Saved entries:

------------------------------------------------------------------------

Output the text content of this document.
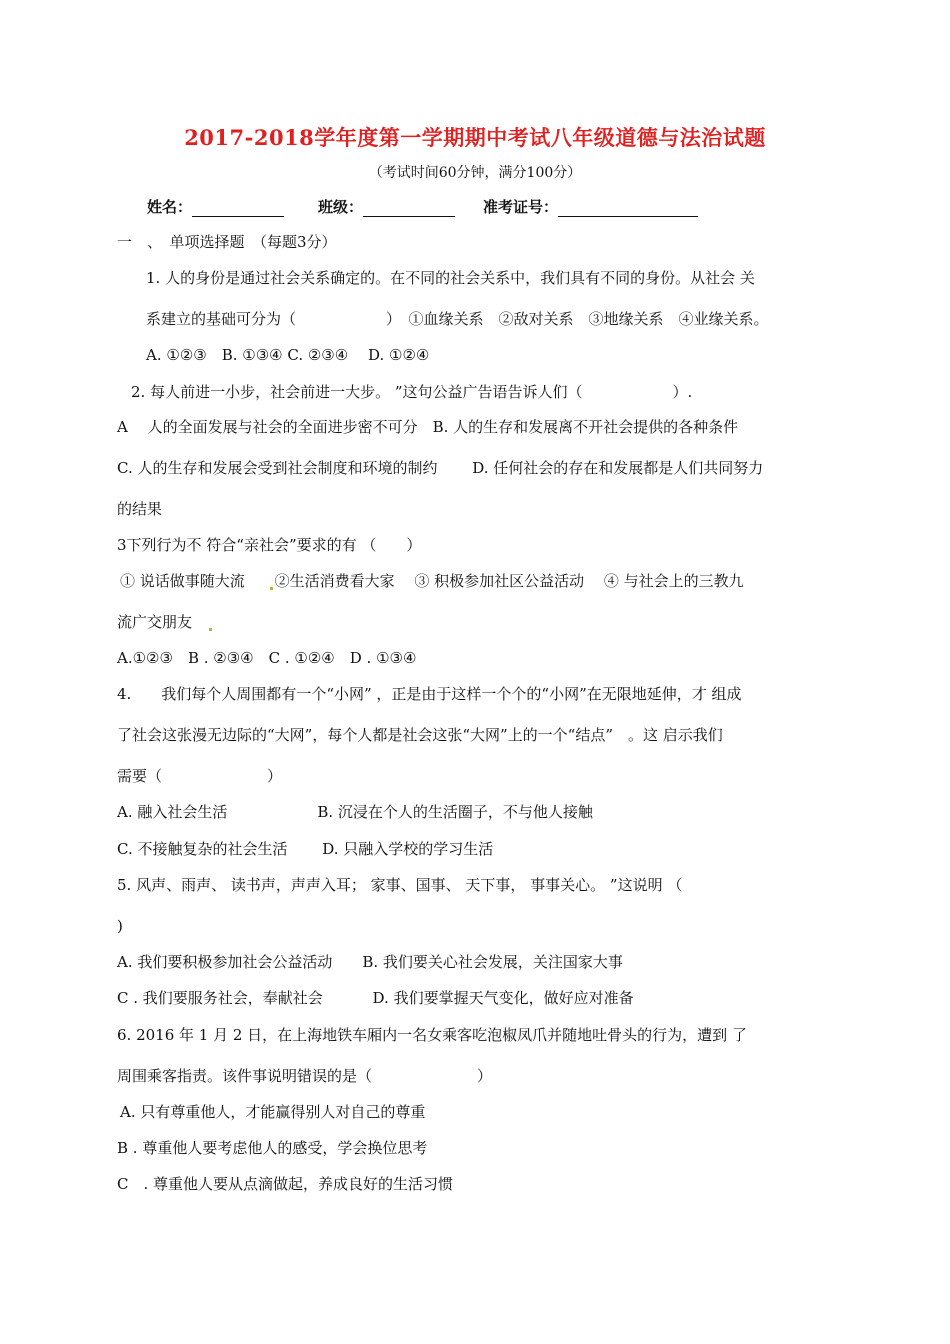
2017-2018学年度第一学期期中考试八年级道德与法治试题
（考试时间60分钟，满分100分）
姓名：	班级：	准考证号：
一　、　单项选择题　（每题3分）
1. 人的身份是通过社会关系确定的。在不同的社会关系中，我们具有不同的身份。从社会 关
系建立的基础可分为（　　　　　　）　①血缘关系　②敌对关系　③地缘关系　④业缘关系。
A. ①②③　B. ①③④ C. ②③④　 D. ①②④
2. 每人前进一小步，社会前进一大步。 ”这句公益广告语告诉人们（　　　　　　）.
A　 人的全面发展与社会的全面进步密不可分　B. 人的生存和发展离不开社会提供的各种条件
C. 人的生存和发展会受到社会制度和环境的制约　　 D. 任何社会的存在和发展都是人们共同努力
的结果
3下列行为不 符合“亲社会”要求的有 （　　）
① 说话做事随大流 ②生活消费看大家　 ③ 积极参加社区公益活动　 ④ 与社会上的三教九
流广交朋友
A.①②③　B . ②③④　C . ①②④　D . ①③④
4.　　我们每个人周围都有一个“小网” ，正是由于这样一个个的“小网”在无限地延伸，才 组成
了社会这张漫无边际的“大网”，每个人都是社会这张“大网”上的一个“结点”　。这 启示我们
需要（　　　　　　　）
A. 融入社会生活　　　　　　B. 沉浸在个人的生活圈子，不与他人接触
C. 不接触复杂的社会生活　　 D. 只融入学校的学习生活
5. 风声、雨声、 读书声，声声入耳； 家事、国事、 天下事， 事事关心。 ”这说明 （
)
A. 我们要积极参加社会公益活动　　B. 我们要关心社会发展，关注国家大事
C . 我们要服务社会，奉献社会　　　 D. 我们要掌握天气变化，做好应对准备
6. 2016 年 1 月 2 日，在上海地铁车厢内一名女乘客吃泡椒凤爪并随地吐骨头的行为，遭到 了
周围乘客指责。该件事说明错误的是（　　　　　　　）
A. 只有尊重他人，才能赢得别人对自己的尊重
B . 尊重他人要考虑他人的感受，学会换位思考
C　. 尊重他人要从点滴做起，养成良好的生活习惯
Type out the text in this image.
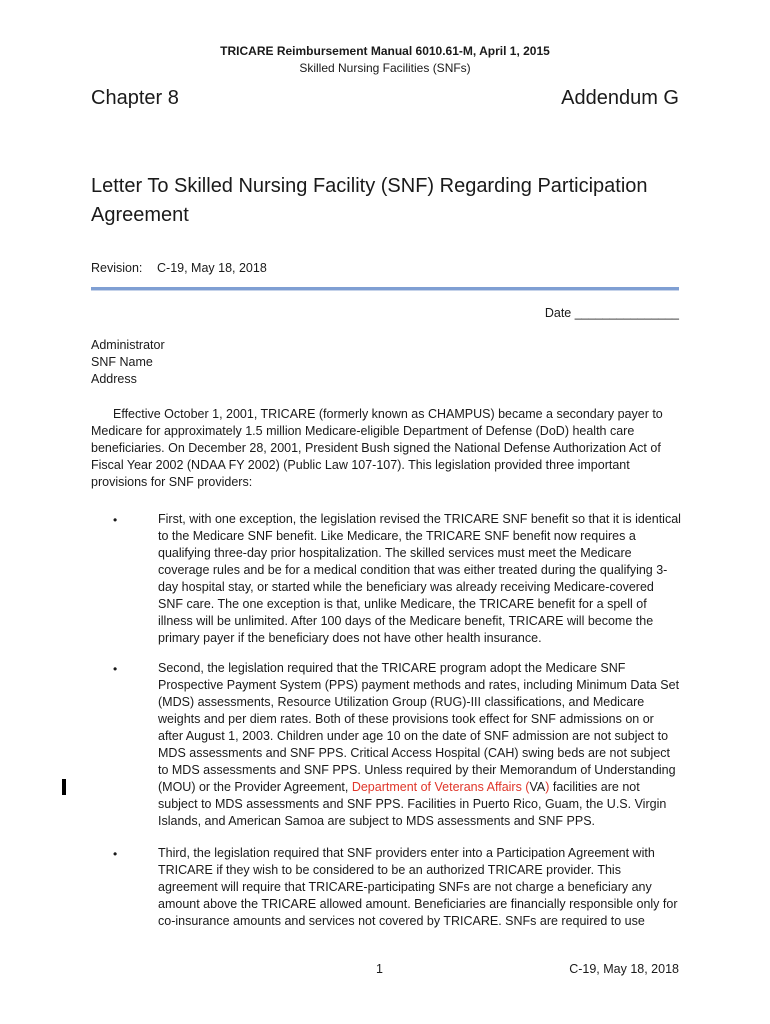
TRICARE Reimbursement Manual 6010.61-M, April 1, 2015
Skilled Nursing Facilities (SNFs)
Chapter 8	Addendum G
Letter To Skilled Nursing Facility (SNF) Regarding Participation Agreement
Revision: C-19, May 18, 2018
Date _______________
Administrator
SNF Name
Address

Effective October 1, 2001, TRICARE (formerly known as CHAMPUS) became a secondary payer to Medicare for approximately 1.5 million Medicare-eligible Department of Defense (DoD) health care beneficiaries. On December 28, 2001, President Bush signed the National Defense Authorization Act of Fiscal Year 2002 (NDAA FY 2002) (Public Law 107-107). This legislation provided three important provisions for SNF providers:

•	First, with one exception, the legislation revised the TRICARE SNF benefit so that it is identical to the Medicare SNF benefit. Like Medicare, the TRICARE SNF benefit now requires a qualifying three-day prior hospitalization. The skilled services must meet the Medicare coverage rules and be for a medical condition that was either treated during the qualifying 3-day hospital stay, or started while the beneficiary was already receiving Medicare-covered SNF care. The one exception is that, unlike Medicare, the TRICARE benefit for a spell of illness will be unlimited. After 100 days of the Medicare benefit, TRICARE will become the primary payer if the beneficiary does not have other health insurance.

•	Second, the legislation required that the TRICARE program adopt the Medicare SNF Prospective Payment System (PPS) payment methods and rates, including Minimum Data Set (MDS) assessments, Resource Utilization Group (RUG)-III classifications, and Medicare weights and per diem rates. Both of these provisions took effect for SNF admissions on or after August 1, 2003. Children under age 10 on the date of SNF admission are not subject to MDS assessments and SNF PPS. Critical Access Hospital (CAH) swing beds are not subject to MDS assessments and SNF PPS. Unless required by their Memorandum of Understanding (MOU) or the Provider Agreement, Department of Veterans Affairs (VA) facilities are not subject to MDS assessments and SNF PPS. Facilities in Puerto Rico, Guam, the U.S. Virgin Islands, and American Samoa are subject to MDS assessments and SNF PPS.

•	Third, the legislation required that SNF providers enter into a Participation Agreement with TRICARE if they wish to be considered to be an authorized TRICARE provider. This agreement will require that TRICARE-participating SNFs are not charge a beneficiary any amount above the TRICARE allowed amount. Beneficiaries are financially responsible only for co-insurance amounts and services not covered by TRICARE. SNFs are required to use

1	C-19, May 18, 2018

------------------------------------------------------------------------

From start to finish, output the listing exactly, but omit its pictures.

Output the text content of this document.
2017-2018学年度第一学期期中考试八年级道德与法治试题
（考试时间60分钟，满分100分）
姓名：	班级：	准考证号：
一　、　单项选择题　（每题3分）
1. 人的身份是通过社会关系确定的。在不同的社会关系中，我们具有不同的身份。从社会 关
系建立的基础可分为（　　　　　　）　①血缘关系　②敌对关系　③地缘关系　④业缘关系。
A. ①②③　B. ①③④ C. ②③④　 D. ①②④
2. 每人前进一小步，社会前进一大步。 ”这句公益广告语告诉人们（　　　　　　）.
A　 人的全面发展与社会的全面进步密不可分　B. 人的生存和发展离不开社会提供的各种条件
C. 人的生存和发展会受到社会制度和环境的制约　　 D. 任何社会的存在和发展都是人们共同努力
的结果
3下列行为不 符合“亲社会”要求的有 （　　）
① 说话做事随大流 ②生活消费看大家　 ③ 积极参加社区公益活动　 ④ 与社会上的三教九
流广交朋友
A.①②③　B . ②③④　C . ①②④　D . ①③④
4.　　我们每个人周围都有一个“小网” ，正是由于这样一个个的“小网”在无限地延伸，才 组成
了社会这张漫无边际的“大网”，每个人都是社会这张“大网”上的一个“结点”　。这 启示我们
需要（　　　　　　　）
A. 融入社会生活　　　　　　B. 沉浸在个人的生活圈子，不与他人接触
C. 不接触复杂的社会生活　　 D. 只融入学校的学习生活
5. 风声、雨声、 读书声，声声入耳； 家事、国事、 天下事， 事事关心。 ”这说明 （
)
A. 我们要积极参加社会公益活动　　B. 我们要关心社会发展，关注国家大事
C . 我们要服务社会，奉献社会　　　 D. 我们要掌握天气变化，做好应对准备
6. 2016 年 1 月 2 日，在上海地铁车厢内一名女乘客吃泡椒凤爪并随地吐骨头的行为，遭到 了
周围乘客指责。该件事说明错误的是（　　　　　　　）
A. 只有尊重他人，才能赢得别人对自己的尊重
B . 尊重他人要考虑他人的感受，学会换位思考
C　. 尊重他人要从点滴做起，养成良好的生活习惯
Type out the text in this image.
TRICARE Reimbursement Manual 6010.61-M, April 1, 2015
Skilled Nursing Facilities (SNFs)
Chapter 8	Addendum G
Letter To Skilled Nursing Facility (SNF) Regarding Participation Agreement
Revision: C-19, May 18, 2018
Date _______________
Administrator
SNF Name
Address

Effective October 1, 2001, TRICARE (formerly known as CHAMPUS) became a secondary payer to Medicare for approximately 1.5 million Medicare-eligible Department of Defense (DoD) health care beneficiaries. On December 28, 2001, President Bush signed the National Defense Authorization Act of Fiscal Year 2002 (NDAA FY 2002) (Public Law 107-107). This legislation provided three important provisions for SNF providers:

•	First, with one exception, the legislation revised the TRICARE SNF benefit so that it is identical to the Medicare SNF benefit. Like Medicare, the TRICARE SNF benefit now requires a qualifying three-day prior hospitalization. The skilled services must meet the Medicare coverage rules and be for a medical condition that was either treated during the qualifying 3-day hospital stay, or started while the beneficiary was already receiving Medicare-covered SNF care. The one exception is that, unlike Medicare, the TRICARE benefit for a spell of illness will be unlimited. After 100 days of the Medicare benefit, TRICARE will become the primary payer if the beneficiary does not have other health insurance.

•	Second, the legislation required that the TRICARE program adopt the Medicare SNF Prospective Payment System (PPS) payment methods and rates, including Minimum Data Set (MDS) assessments, Resource Utilization Group (RUG)-III classifications, and Medicare weights and per diem rates. Both of these provisions took effect for SNF admissions on or after August 1, 2003. Children under age 10 on the date of SNF admission are not subject to MDS assessments and SNF PPS. Critical Access Hospital (CAH) swing beds are not subject to MDS assessments and SNF PPS. Unless required by their Memorandum of Understanding (MOU) or the Provider Agreement, Department of Veterans Affairs (VA) facilities are not subject to MDS assessments and SNF PPS. Facilities in Puerto Rico, Guam, the U.S. Virgin Islands, and American Samoa are subject to MDS assessments and SNF PPS.

•	Third, the legislation required that SNF providers enter into a Participation Agreement with TRICARE if they wish to be considered to be an authorized TRICARE provider. This agreement will require that TRICARE-participating SNFs are not charge a beneficiary any amount above the TRICARE allowed amount. Beneficiaries are financially responsible only for co-insurance amounts and services not covered by TRICARE. SNFs are required to use

1	C-19, May 18, 2018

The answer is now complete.